EXTRACTED MATERIAL
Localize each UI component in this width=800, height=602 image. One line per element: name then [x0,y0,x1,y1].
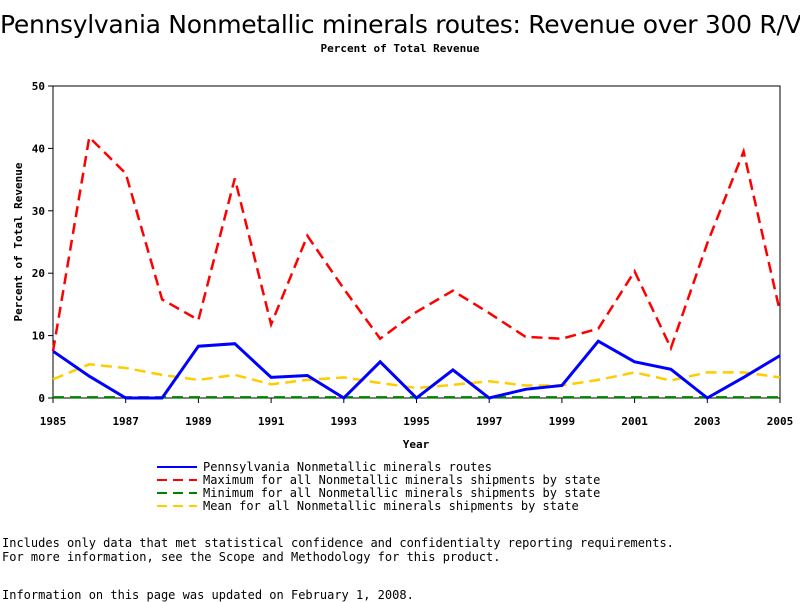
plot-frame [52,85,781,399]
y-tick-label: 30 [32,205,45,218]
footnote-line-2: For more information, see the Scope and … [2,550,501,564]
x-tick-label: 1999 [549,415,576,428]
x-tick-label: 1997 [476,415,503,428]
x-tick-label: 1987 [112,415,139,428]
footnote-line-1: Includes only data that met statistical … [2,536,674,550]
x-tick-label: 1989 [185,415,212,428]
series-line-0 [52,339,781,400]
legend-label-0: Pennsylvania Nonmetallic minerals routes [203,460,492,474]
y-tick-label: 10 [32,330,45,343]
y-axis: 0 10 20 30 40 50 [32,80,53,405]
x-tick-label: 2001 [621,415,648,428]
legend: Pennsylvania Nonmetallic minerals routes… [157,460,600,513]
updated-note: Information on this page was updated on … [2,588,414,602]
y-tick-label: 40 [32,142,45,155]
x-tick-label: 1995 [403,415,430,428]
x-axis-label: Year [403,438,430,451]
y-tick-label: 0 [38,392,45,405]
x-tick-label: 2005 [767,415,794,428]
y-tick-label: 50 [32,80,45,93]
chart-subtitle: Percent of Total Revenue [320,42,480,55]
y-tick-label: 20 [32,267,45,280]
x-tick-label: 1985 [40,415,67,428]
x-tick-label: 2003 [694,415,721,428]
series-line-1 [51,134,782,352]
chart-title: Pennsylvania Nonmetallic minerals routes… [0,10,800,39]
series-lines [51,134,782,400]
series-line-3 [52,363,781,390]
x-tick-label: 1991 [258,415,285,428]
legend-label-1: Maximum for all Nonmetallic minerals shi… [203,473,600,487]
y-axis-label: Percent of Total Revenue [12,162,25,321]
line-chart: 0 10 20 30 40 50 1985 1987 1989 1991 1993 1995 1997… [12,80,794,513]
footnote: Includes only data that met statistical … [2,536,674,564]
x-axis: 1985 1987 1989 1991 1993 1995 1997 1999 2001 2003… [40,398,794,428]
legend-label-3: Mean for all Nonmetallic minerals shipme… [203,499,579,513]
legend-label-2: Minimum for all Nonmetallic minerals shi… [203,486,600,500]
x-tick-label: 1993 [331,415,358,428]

---

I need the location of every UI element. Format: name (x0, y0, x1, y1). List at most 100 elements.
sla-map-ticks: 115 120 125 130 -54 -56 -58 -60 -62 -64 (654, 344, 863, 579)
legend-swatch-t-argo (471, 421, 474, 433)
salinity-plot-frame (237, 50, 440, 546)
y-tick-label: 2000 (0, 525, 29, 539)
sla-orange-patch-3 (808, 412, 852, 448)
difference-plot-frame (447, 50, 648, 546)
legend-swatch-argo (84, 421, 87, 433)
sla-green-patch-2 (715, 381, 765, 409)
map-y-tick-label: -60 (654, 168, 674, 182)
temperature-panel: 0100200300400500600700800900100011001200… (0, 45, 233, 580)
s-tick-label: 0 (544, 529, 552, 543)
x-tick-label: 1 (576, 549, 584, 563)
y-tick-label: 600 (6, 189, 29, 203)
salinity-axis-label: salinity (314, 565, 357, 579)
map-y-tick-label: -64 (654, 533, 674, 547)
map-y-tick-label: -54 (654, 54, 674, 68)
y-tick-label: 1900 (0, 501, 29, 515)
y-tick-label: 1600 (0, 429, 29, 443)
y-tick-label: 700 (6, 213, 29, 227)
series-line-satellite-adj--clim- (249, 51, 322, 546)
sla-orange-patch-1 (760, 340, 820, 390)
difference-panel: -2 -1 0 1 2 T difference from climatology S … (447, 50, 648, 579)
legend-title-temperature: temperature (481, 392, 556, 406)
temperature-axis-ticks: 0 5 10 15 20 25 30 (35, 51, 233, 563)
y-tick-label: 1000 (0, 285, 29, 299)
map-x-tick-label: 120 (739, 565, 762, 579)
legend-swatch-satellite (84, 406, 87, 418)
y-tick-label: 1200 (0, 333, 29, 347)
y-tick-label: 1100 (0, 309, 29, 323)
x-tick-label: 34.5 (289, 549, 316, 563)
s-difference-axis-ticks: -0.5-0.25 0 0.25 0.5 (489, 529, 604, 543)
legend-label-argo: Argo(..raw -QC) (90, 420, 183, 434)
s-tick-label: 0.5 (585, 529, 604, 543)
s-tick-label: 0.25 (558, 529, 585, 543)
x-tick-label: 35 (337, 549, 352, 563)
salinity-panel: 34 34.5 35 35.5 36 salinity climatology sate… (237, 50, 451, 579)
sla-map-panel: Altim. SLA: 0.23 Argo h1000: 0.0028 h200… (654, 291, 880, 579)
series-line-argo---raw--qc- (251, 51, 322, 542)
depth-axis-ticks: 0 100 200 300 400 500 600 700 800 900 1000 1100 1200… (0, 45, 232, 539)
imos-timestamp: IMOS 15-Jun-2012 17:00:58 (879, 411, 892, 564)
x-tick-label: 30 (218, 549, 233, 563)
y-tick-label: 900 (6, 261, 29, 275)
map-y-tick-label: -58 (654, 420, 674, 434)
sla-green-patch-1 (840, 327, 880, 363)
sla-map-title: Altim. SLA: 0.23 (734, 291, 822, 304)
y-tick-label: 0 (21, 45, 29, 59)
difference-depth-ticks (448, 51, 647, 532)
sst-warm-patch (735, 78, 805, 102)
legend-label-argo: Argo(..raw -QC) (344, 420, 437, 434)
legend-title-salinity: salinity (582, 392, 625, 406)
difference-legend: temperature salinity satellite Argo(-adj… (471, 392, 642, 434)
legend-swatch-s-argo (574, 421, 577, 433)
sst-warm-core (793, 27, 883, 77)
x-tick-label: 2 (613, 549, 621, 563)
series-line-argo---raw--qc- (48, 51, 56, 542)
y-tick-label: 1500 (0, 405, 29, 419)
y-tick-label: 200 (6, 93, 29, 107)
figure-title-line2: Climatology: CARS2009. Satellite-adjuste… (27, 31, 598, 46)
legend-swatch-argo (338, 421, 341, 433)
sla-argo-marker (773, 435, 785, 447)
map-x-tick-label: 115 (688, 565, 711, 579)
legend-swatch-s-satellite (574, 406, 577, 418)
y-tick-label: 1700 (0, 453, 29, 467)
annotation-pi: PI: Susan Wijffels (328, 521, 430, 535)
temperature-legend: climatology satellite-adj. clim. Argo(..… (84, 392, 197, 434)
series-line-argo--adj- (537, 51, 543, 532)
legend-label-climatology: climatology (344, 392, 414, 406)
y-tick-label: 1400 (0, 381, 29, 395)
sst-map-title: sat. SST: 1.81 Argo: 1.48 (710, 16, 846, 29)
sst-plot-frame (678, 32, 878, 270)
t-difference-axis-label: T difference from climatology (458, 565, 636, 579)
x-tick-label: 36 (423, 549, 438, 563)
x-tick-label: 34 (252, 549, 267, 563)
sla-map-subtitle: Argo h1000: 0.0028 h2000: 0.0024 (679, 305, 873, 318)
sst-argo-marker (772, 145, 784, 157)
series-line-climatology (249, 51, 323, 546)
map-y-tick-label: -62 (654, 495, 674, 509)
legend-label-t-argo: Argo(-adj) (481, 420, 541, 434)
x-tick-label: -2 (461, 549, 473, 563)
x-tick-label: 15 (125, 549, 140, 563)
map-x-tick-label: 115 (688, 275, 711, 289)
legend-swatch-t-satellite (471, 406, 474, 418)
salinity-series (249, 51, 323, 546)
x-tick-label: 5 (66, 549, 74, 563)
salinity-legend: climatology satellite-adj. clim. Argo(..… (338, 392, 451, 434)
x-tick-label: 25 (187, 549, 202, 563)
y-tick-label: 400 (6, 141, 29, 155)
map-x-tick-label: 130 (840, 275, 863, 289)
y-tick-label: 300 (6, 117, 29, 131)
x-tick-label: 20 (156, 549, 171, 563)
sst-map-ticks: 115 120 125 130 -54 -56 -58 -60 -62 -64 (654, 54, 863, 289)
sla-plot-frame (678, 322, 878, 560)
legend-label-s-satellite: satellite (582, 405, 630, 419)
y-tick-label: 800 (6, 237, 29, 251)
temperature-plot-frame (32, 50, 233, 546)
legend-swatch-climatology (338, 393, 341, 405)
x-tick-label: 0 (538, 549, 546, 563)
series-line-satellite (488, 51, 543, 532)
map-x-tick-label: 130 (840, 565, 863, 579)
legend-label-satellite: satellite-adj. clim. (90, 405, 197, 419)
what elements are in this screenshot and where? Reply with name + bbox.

...

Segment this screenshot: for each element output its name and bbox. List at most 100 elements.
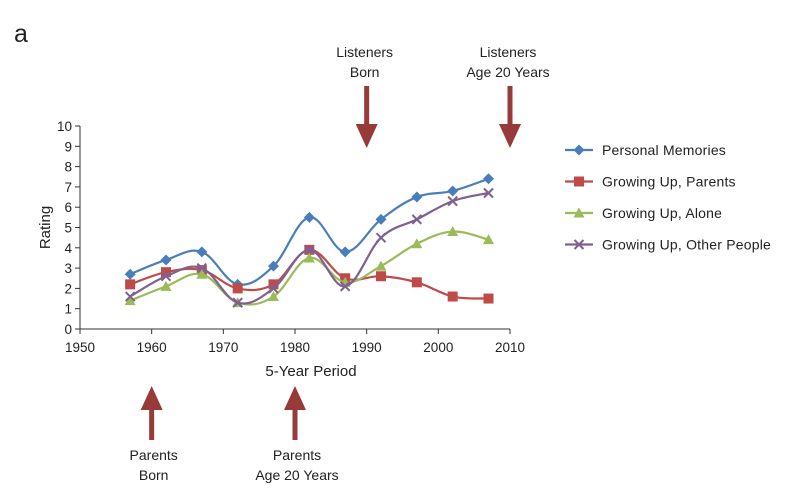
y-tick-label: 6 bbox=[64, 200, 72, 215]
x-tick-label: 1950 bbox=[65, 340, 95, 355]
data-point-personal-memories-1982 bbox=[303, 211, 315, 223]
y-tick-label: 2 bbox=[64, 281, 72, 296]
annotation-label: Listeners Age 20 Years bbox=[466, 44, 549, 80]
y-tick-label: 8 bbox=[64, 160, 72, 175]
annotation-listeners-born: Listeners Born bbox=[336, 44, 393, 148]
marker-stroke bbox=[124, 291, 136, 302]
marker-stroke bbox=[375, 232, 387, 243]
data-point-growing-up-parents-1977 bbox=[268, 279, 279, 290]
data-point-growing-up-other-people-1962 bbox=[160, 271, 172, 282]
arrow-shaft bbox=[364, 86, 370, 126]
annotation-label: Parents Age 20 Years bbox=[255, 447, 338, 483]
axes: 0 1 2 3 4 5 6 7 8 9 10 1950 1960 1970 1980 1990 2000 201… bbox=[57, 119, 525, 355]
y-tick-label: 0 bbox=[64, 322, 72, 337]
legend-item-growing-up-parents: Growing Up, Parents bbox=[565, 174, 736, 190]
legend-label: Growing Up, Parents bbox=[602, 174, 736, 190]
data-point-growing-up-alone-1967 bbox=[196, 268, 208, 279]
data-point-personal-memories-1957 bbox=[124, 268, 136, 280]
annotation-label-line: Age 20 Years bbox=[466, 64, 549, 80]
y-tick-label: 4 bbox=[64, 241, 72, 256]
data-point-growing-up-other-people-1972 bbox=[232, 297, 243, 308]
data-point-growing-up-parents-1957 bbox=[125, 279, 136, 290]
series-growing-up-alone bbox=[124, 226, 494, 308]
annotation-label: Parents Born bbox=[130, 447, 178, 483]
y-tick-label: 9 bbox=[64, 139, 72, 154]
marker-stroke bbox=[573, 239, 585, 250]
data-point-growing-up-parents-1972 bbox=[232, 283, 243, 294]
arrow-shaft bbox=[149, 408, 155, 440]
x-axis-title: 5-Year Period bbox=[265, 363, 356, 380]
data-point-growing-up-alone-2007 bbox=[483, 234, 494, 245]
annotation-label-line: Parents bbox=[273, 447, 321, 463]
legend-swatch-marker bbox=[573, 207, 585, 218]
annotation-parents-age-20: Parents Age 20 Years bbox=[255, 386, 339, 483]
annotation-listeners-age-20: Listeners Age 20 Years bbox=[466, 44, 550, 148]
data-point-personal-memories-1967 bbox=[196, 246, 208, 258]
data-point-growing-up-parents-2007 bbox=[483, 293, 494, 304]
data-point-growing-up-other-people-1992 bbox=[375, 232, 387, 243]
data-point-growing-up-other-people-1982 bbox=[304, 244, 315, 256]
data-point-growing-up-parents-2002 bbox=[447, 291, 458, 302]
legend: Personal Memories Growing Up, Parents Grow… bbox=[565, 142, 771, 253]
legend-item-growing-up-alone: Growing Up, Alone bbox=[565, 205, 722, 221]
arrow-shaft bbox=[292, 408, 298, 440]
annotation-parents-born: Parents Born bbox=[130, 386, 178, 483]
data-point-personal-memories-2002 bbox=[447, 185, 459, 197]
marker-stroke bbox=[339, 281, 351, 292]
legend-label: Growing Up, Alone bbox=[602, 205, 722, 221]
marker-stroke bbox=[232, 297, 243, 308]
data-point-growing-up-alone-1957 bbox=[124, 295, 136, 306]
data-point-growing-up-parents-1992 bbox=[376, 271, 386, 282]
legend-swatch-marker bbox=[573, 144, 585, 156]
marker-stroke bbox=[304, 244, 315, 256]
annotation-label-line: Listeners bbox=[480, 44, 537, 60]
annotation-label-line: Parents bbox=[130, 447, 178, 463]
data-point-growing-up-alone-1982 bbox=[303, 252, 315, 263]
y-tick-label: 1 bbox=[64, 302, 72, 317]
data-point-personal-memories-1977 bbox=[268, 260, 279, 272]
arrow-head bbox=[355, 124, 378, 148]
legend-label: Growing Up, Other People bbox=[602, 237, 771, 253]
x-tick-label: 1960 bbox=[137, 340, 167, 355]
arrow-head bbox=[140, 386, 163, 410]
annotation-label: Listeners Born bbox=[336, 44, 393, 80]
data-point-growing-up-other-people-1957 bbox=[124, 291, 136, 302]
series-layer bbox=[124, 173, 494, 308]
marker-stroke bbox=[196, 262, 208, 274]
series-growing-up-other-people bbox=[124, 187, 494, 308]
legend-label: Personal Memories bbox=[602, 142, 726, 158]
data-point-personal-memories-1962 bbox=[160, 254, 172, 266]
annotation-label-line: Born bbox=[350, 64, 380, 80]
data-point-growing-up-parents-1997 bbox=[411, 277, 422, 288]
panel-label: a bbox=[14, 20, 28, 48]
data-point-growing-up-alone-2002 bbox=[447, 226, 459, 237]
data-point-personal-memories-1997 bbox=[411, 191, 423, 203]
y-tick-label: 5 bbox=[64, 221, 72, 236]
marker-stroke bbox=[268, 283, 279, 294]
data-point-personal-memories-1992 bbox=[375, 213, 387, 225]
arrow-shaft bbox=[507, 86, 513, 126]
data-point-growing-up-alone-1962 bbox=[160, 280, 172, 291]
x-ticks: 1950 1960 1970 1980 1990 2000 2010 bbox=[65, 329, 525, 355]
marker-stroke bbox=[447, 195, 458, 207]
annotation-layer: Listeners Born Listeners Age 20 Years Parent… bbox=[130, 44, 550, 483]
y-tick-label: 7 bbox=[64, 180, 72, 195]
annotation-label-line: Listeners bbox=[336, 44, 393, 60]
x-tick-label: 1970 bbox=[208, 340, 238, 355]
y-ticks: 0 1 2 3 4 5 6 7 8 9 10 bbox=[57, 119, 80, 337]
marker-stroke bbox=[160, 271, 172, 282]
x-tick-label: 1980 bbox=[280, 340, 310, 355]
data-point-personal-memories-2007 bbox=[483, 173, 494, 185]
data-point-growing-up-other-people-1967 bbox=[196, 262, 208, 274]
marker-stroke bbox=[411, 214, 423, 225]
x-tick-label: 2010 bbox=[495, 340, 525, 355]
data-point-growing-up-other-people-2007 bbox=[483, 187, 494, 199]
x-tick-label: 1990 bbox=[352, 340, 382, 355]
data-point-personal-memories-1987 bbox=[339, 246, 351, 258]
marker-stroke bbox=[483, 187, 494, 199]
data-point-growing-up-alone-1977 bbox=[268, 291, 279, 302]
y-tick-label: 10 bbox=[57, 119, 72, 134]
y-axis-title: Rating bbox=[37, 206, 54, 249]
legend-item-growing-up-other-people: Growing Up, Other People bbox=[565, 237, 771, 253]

SET TASK
Can you quote everything in the material above, word for word, from the line containing "plot-frame [52,85,781,399]" down to the line containing "series-line-0 [52,339,781,400]", including both of those lines?

RESPONSE TO THE TASK
plot-frame [52,85,781,399]
y-tick-label: 30 [32,205,45,218]
footnote-line-2: For more information, see the Scope and … [2,550,501,564]
x-tick-label: 1999 [549,415,576,428]
x-tick-label: 1997 [476,415,503,428]
x-tick-label: 1987 [112,415,139,428]
footnote-line-1: Includes only data that met statistical … [2,536,674,550]
x-tick-label: 1989 [185,415,212,428]
series-line-0 [52,339,781,400]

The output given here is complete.